- _WHAT YOU SHOULD DO_:
Pictures in the data below are not part of the copy; transcribe everything else exactly.

- _MATERIAL PROVIDED_:
##########

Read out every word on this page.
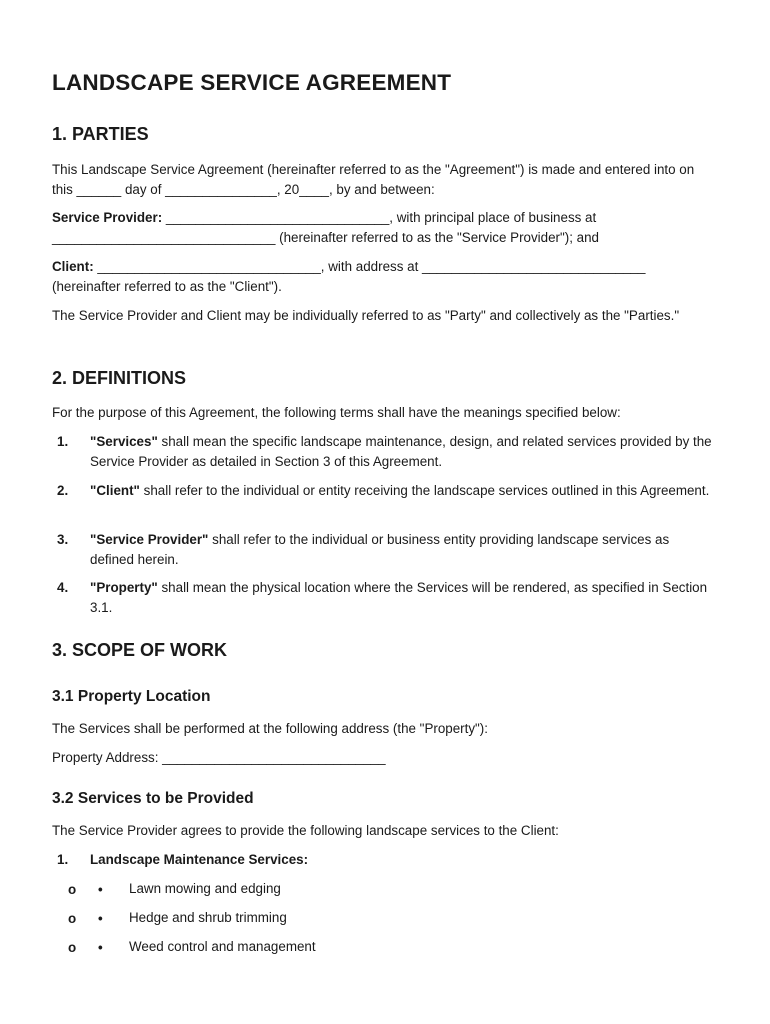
LANDSCAPE SERVICE AGREEMENT
1. PARTIES

This Landscape Service Agreement (hereinafter referred to as the "Agreement") is made and entered into on this ______ day of _______________, 20____, by and between:

Service Provider: ______________________________, with principal place of business at ______________________________ (hereinafter referred to as the "Service Provider"); and

Client: ______________________________, with address at ______________________________ (hereinafter referred to as the "Client").

The Service Provider and Client may be individually referred to as "Party" and collectively as the "Parties."

2. DEFINITIONS

For the purpose of this Agreement, the following terms shall have the meanings specified below:

1. "Services" shall mean the specific landscape maintenance, design, and related services provided by the Service Provider as detailed in Section 3 of this Agreement.
2. "Client" shall refer to the individual or entity receiving the landscape services outlined in this Agreement.
3. "Service Provider" shall refer to the individual or business entity providing landscape services as defined herein.
4. "Property" shall mean the physical location where the Services will be rendered, as specified in Section 3.1.
3. SCOPE OF WORK
3.1 Property Location

The Services shall be performed at the following address (the "Property"):

Property Address: ______________________________

3.2 Services to be Provided

The Service Provider agrees to provide the following landscape services to the Client:

1. Landscape Maintenance Services:
o • Lawn mowing and edging
o • Hedge and shrub trimming
o • Weed control and management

##########

- _RESPONSE TO THIS EXERCISE_:
Read out every word on this page.
LANDSCAPE SERVICE AGREEMENT
1. PARTIES

This Landscape Service Agreement (hereinafter referred to as the "Agreement") is made and entered into on this ______ day of _______________, 20____, by and between:

Service Provider: ______________________________, with principal place of business at ______________________________ (hereinafter referred to as the "Service Provider"); and

Client: ______________________________, with address at ______________________________ (hereinafter referred to as the "Client").

The Service Provider and Client may be individually referred to as "Party" and collectively as the "Parties."

2. DEFINITIONS

For the purpose of this Agreement, the following terms shall have the meanings specified below:

1. "Services" shall mean the specific landscape maintenance, design, and related services provided by the Service Provider as detailed in Section 3 of this Agreement.
2. "Client" shall refer to the individual or entity receiving the landscape services outlined in this Agreement.
3. "Service Provider" shall refer to the individual or business entity providing landscape services as defined herein.
4. "Property" shall mean the physical location where the Services will be rendered, as specified in Section 3.1.
3. SCOPE OF WORK
3.1 Property Location

The Services shall be performed at the following address (the "Property"):

Property Address: ______________________________

3.2 Services to be Provided

The Service Provider agrees to provide the following landscape services to the Client:

1. Landscape Maintenance Services:
o • Lawn mowing and edging
o • Hedge and shrub trimming
o • Weed control and management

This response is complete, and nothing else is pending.